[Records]
* start *

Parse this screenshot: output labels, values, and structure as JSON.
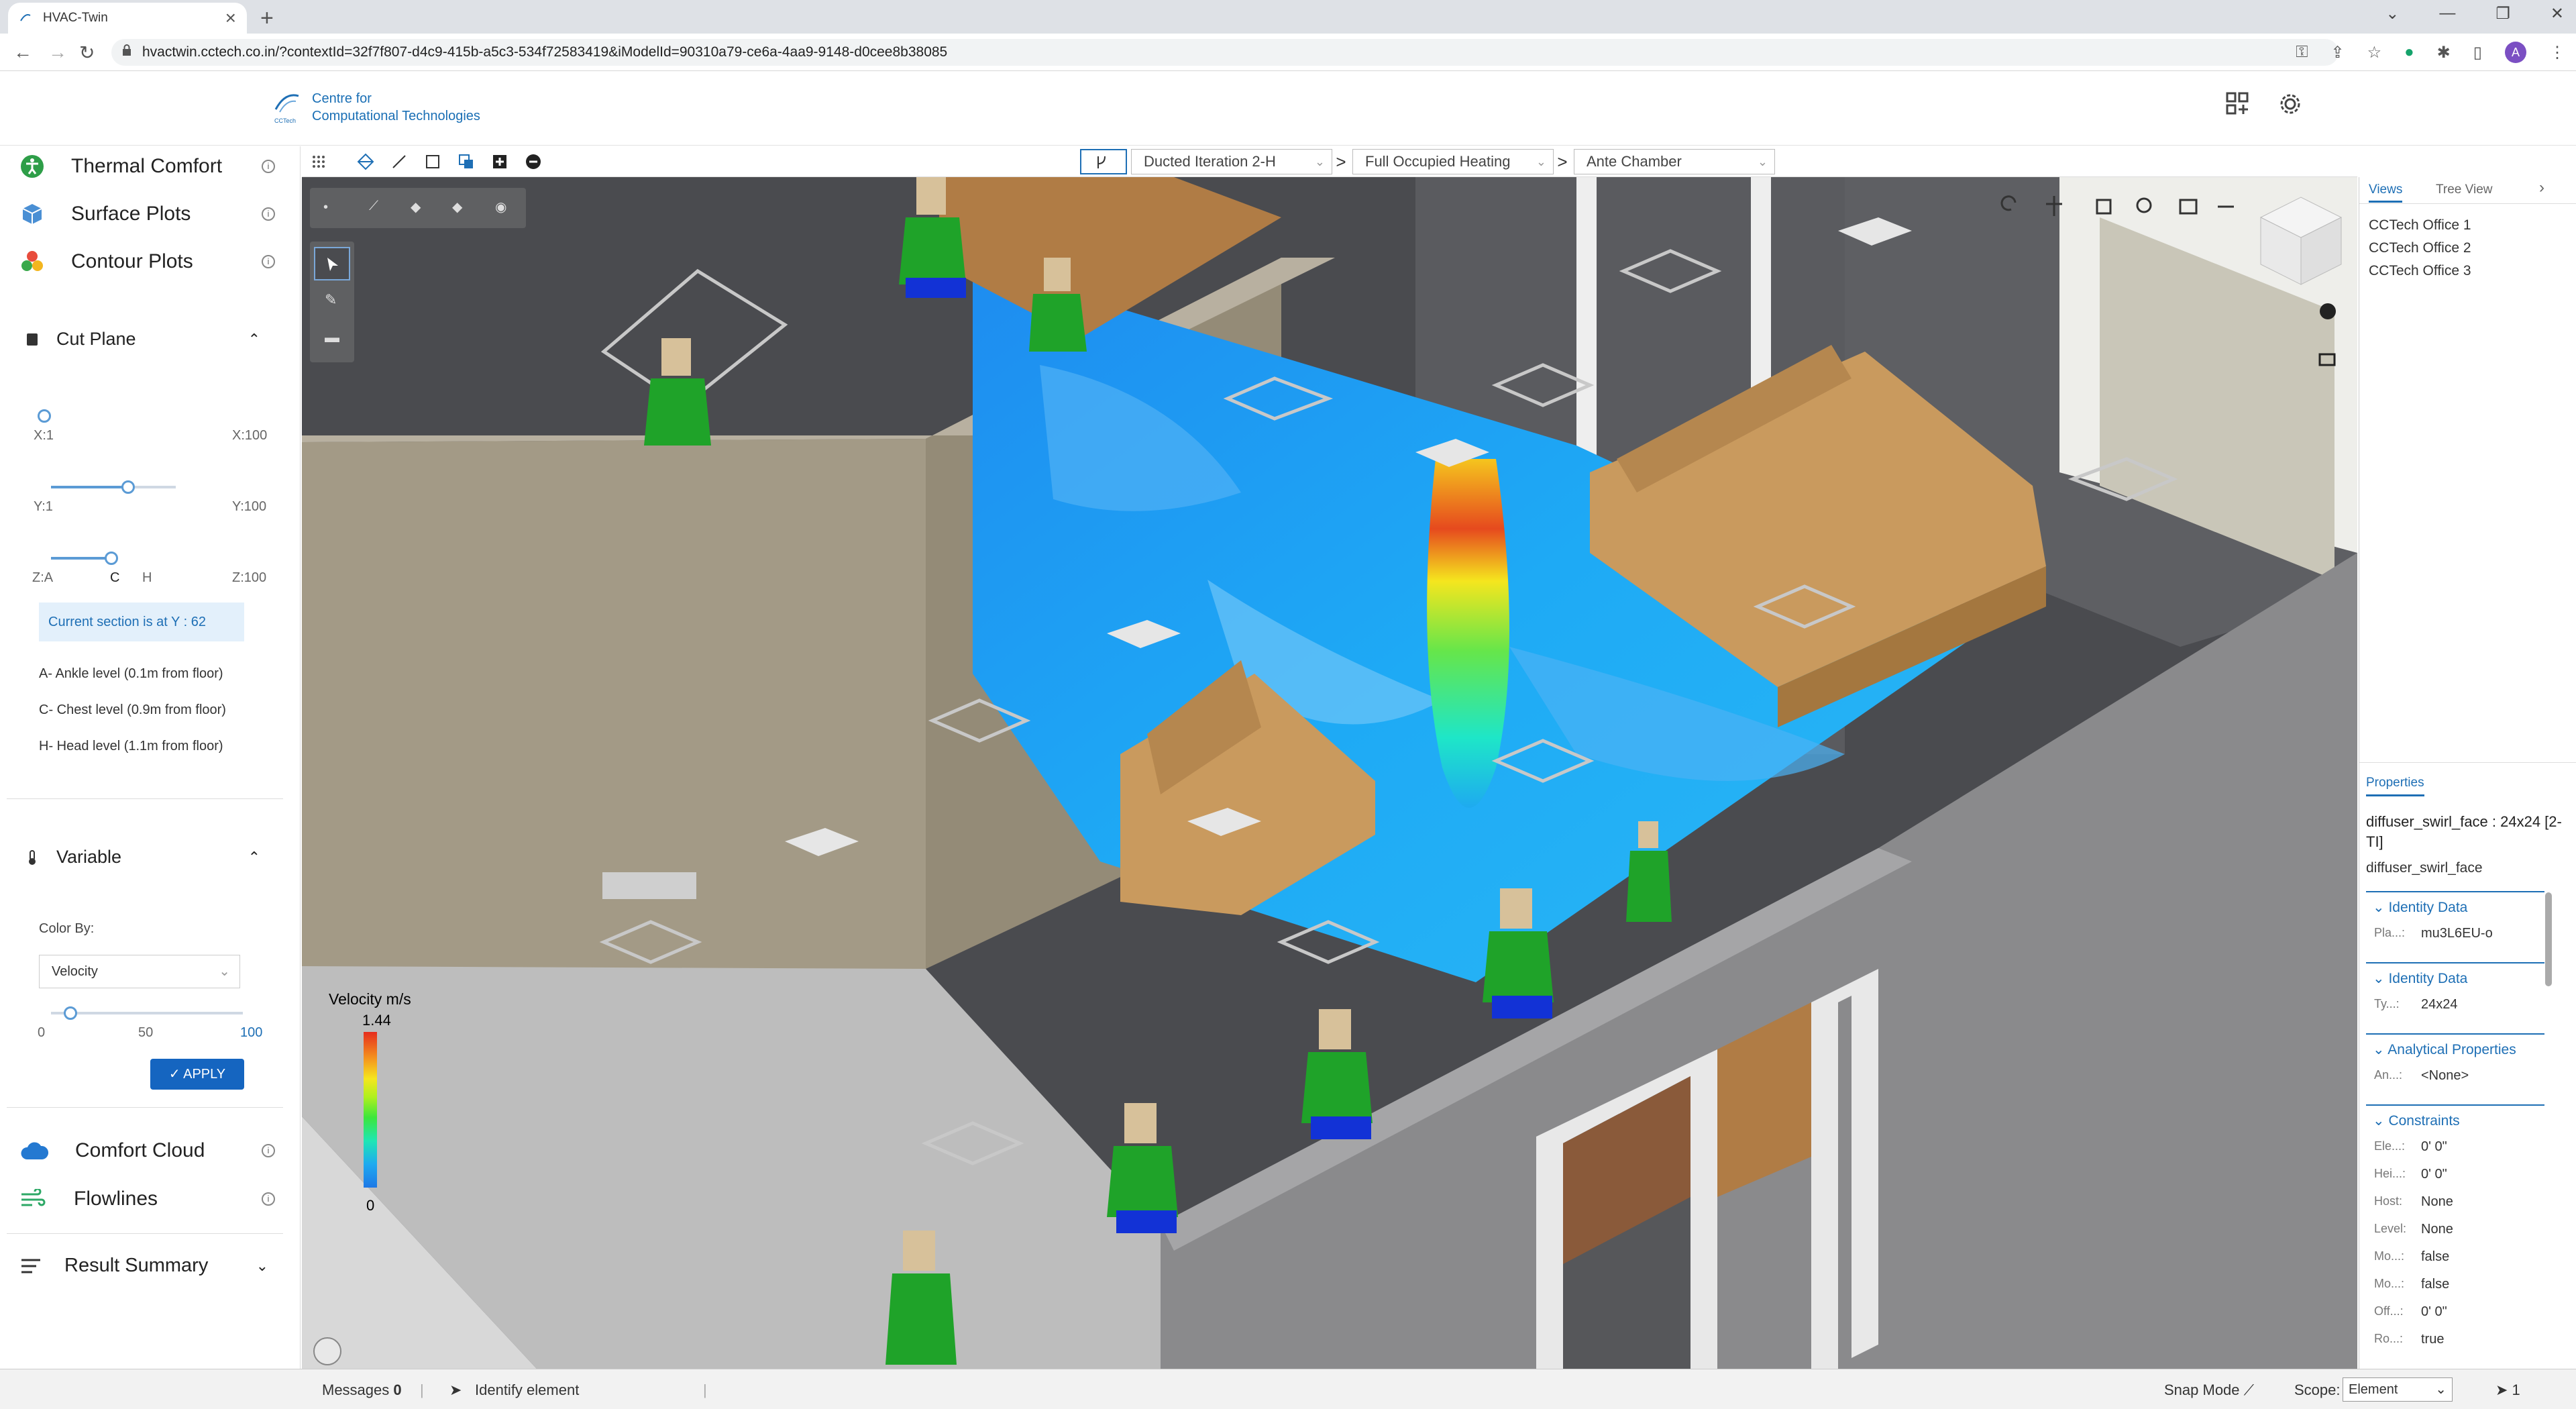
{
  "browser": {
    "tab_title": "HVAC-Twin",
    "new_tab": "+",
    "url": "hvactwin.cctech.co.in/?contextId=32f7f807-d4c9-415b-a5c3-534f72583419&iModelId=90310a79-ce6a-4aa9-9148-d0cee8b38085",
    "profile_initial": "A"
  },
  "header": {
    "logo_line1": "Centre for",
    "logo_line2": "Computational Technologies",
    "logo_small": "CCTech"
  },
  "sidebar": {
    "thermal_comfort": "Thermal Comfort",
    "surface_plots": "Surface Plots",
    "contour_plots": "Contour Plots",
    "cut_plane": "Cut Plane",
    "x_min": "X:1",
    "x_max": "X:100",
    "y_min": "Y:1",
    "y_max": "Y:100",
    "z_min": "Z:A",
    "z_c": "C",
    "z_h": "H",
    "z_max": "Z:100",
    "y_slider_value": 0.62,
    "z_slider_value": 0.5,
    "current_section": "Current section is at Y : 62",
    "level_a": "A- Ankle level (0.1m from floor)",
    "level_c": "C- Chest level (0.9m from floor)",
    "level_h": "H- Head level (1.1m from floor)",
    "variable": "Variable",
    "color_by_label": "Color By:",
    "color_by_value": "Velocity",
    "range_min": "0",
    "range_mid": "50",
    "range_max": "100",
    "range_slider_value": 0.1,
    "apply": "APPLY",
    "comfort_cloud": "Comfort Cloud",
    "flowlines": "Flowlines",
    "result_summary": "Result Summary"
  },
  "toolbar": {
    "iteration": "Ducted Iteration 2-H",
    "scenario": "Full Occupied Heating",
    "room": "Ante Chamber",
    "separator": ">"
  },
  "legend": {
    "title": "Velocity m/s",
    "max": "1.44",
    "min": "0"
  },
  "right_panel": {
    "tab_views": "Views",
    "tab_tree": "Tree View",
    "views": [
      "CCTech Office 1",
      "CCTech Office 2",
      "CCTech Office 3"
    ],
    "properties_tab": "Properties",
    "element_title": "diffuser_swirl_face : 24x24 [2-TI]",
    "element_name": "diffuser_swirl_face",
    "groups": [
      {
        "title": "Identity Data",
        "rows": [
          {
            "k": "Pla...:",
            "v": "mu3L6EU-o"
          }
        ]
      },
      {
        "title": "Identity Data",
        "rows": [
          {
            "k": "Ty...:",
            "v": "24x24"
          }
        ]
      },
      {
        "title": "Analytical Properties",
        "rows": [
          {
            "k": "An...:",
            "v": "<None>"
          }
        ]
      },
      {
        "title": "Constraints",
        "rows": [
          {
            "k": "Ele...:",
            "v": "0' 0\""
          },
          {
            "k": "Hei...:",
            "v": "0' 0\""
          },
          {
            "k": "Host:",
            "v": "None"
          },
          {
            "k": "Level:",
            "v": "None"
          },
          {
            "k": "Mo...:",
            "v": "false"
          },
          {
            "k": "Mo...:",
            "v": "false"
          },
          {
            "k": "Off...:",
            "v": "0' 0\""
          },
          {
            "k": "Ro...:",
            "v": "true"
          }
        ]
      }
    ]
  },
  "statusbar": {
    "messages": "Messages",
    "messages_count": "0",
    "identify": "Identify element",
    "snap_mode": "Snap Mode",
    "scope_label": "Scope:",
    "scope_value": "Element",
    "selection_count": "1"
  },
  "colors": {
    "accent": "#1e6fb5",
    "apply_button": "#1565c0",
    "floor": "#4a4b4f",
    "wall": "#a39a86"
  }
}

* end *

§ **SHORT EXERCISE**
All the records above need to be given again word for word. Skip the pictures.

§ **ANSWER TO THE PROBLEM**
Parse this screenshot: output labels, values, and structure as JSON.
{
  "browser": {
    "tab_title": "HVAC-Twin",
    "new_tab": "+",
    "url": "hvactwin.cctech.co.in/?contextId=32f7f807-d4c9-415b-a5c3-534f72583419&iModelId=90310a79-ce6a-4aa9-9148-d0cee8b38085",
    "profile_initial": "A"
  },
  "header": {
    "logo_line1": "Centre for",
    "logo_line2": "Computational Technologies",
    "logo_small": "CCTech"
  },
  "sidebar": {
    "thermal_comfort": "Thermal Comfort",
    "surface_plots": "Surface Plots",
    "contour_plots": "Contour Plots",
    "cut_plane": "Cut Plane",
    "x_min": "X:1",
    "x_max": "X:100",
    "y_min": "Y:1",
    "y_max": "Y:100",
    "z_min": "Z:A",
    "z_c": "C",
    "z_h": "H",
    "z_max": "Z:100",
    "y_slider_value": 0.62,
    "z_slider_value": 0.5,
    "current_section": "Current section is at Y : 62",
    "level_a": "A- Ankle level (0.1m from floor)",
    "level_c": "C- Chest level (0.9m from floor)",
    "level_h": "H- Head level (1.1m from floor)",
    "variable": "Variable",
    "color_by_label": "Color By:",
    "color_by_value": "Velocity",
    "range_min": "0",
    "range_mid": "50",
    "range_max": "100",
    "range_slider_value": 0.1,
    "apply": "APPLY",
    "comfort_cloud": "Comfort Cloud",
    "flowlines": "Flowlines",
    "result_summary": "Result Summary"
  },
  "toolbar": {
    "iteration": "Ducted Iteration 2-H",
    "scenario": "Full Occupied Heating",
    "room": "Ante Chamber",
    "separator": ">"
  },
  "legend": {
    "title": "Velocity m/s",
    "max": "1.44",
    "min": "0"
  },
  "right_panel": {
    "tab_views": "Views",
    "tab_tree": "Tree View",
    "views": [
      "CCTech Office 1",
      "CCTech Office 2",
      "CCTech Office 3"
    ],
    "properties_tab": "Properties",
    "element_title": "diffuser_swirl_face : 24x24 [2-TI]",
    "element_name": "diffuser_swirl_face",
    "groups": [
      {
        "title": "Identity Data",
        "rows": [
          {
            "k": "Pla...:",
            "v": "mu3L6EU-o"
          }
        ]
      },
      {
        "title": "Identity Data",
        "rows": [
          {
            "k": "Ty...:",
            "v": "24x24"
          }
        ]
      },
      {
        "title": "Analytical Properties",
        "rows": [
          {
            "k": "An...:",
            "v": "<None>"
          }
        ]
      },
      {
        "title": "Constraints",
        "rows": [
          {
            "k": "Ele...:",
            "v": "0' 0\""
          },
          {
            "k": "Hei...:",
            "v": "0' 0\""
          },
          {
            "k": "Host:",
            "v": "None"
          },
          {
            "k": "Level:",
            "v": "None"
          },
          {
            "k": "Mo...:",
            "v": "false"
          },
          {
            "k": "Mo...:",
            "v": "false"
          },
          {
            "k": "Off...:",
            "v": "0' 0\""
          },
          {
            "k": "Ro...:",
            "v": "true"
          }
        ]
      }
    ]
  },
  "statusbar": {
    "messages": "Messages",
    "messages_count": "0",
    "identify": "Identify element",
    "snap_mode": "Snap Mode",
    "scope_label": "Scope:",
    "scope_value": "Element",
    "selection_count": "1"
  },
  "colors": {
    "accent": "#1e6fb5",
    "apply_button": "#1565c0",
    "floor": "#4a4b4f",
    "wall": "#a39a86"
  }
}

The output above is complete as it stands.